### WHAT NEEDS TO BE DONE
Set the listing down again in full, word for word, with the pictures left out.

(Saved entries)
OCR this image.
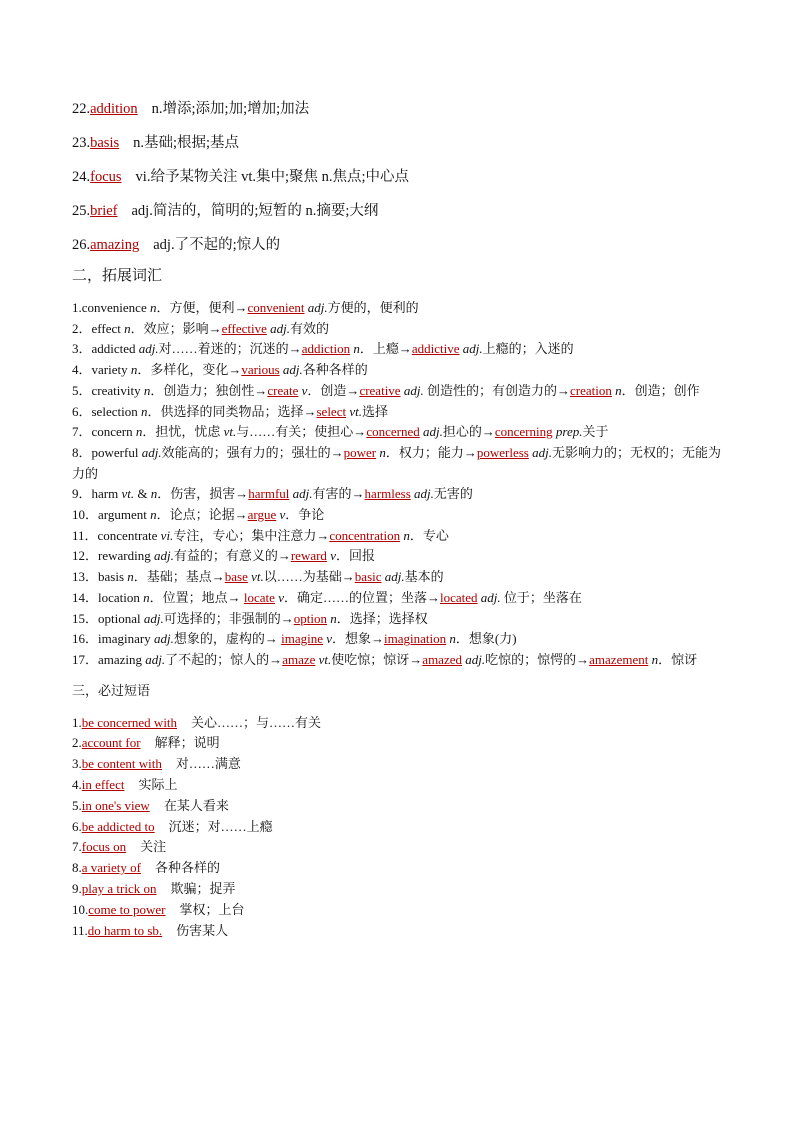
22.addition n.增添;添加;加;增加;加法
23.basis n.基础;根据;基点
24.focus vi.给予某物关注 vt.集中;聚焦 n.焦点;中心点
25.brief adj.简洁的，简明的;短暂的 n.摘要;大纲
26.amazing adj.了不起的;惊人的
二，拓展词汇
1.convenience n．方便，便利→convenient adj.方便的，便利的
2．effect n．效应；影响→effective adj.有效的
3．addicted adj.对……着迷的；沉迷的→addiction n．上瘾→addictive adj.上瘾的；入迷的
4．variety n．多样化，变化→various adj.各种各样的
5．creativity n．创造力；独创性→create v．创造→creative adj. 创造性的；有创造力的→creation n．创造；创作
6．selection n．供选择的同类物品；选择→select vt.选择
7．concern n．担忧，忧虑 vt.与……有关；使担心→concerned adj.担心的→concerning prep.关于
8．powerful adj.效能高的；强有力的；强壮的→power n．权力；能力→powerless adj.无影响力的；无权的；无能为力的
9．harm vt. & n．伤害，损害→harmful adj.有害的→harmless adj.无害的
10．argument n．论点；论据→argue v．争论
11．concentrate vi.专注，专心；集中注意力→concentration n．专心
12．rewarding adj.有益的；有意义的→reward v．回报
13．basis n．基础；基点→base vt.以……为基础→basic adj.基本的
14．location n．位置；地点→ locate v．确定……的位置；坐落→located adj. 位于；坐落在
15．optional adj.可选择的；非强制的→option n．选择；选择权
16．imaginary adj.想象的，虚构的→ imagine v．想象→imagination n．想象(力)
17．amazing adj.了不起的；惊人的→amaze vt.使吃惊；惊讶→amazed adj.吃惊的；惊愕的→amazement n．惊讶
三，必过短语
1.be concerned with 关心……；与……有关
2.account for 解释；说明
3.be content with 对……满意
4.in effect 实际上
5.in one's view 在某人看来
6.be addicted to 沉迷；对……上瘾
7.focus on 关注
8.a variety of 各种各样的
9.play a trick on 欺骗；捉弄
10.come to power 掌权；上台
11.do harm to sb. 伤害某人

### OUTPUT FOR THIS TASK
OCR this image.
22.addition n.增添;添加;加;增加;加法
23.basis n.基础;根据;基点
24.focus vi.给予某物关注 vt.集中;聚焦 n.焦点;中心点
25.brief adj.简洁的，简明的;短暂的 n.摘要;大纲
26.amazing adj.了不起的;惊人的
二，拓展词汇
1.convenience n．方便，便利→convenient adj.方便的，便利的
2．effect n．效应；影响→effective adj.有效的
3．addicted adj.对……着迷的；沉迷的→addiction n．上瘾→addictive adj.上瘾的；入迷的
4．variety n．多样化，变化→various adj.各种各样的
5．creativity n．创造力；独创性→create v．创造→creative adj. 创造性的；有创造力的→creation n．创造；创作
6．selection n．供选择的同类物品；选择→select vt.选择
7．concern n．担忧，忧虑 vt.与……有关；使担心→concerned adj.担心的→concerning prep.关于
8．powerful adj.效能高的；强有力的；强壮的→power n．权力；能力→powerless adj.无影响力的；无权的；无能为力的
9．harm vt. & n．伤害，损害→harmful adj.有害的→harmless adj.无害的
10．argument n．论点；论据→argue v．争论
11．concentrate vi.专注，专心；集中注意力→concentration n．专心
12．rewarding adj.有益的；有意义的→reward v．回报
13．basis n．基础；基点→base vt.以……为基础→basic adj.基本的
14．location n．位置；地点→ locate v．确定……的位置；坐落→located adj. 位于；坐落在
15．optional adj.可选择的；非强制的→option n．选择；选择权
16．imaginary adj.想象的，虚构的→ imagine v．想象→imagination n．想象(力)
17．amazing adj.了不起的；惊人的→amaze vt.使吃惊；惊讶→amazed adj.吃惊的；惊愕的→amazement n．惊讶
三，必过短语
1.be concerned with 关心……；与……有关
2.account for 解释；说明
3.be content with 对……满意
4.in effect 实际上
5.in one's view 在某人看来
6.be addicted to 沉迷；对……上瘾
7.focus on 关注
8.a variety of 各种各样的
9.play a trick on 欺骗；捉弄
10.come to power 掌权；上台
11.do harm to sb. 伤害某人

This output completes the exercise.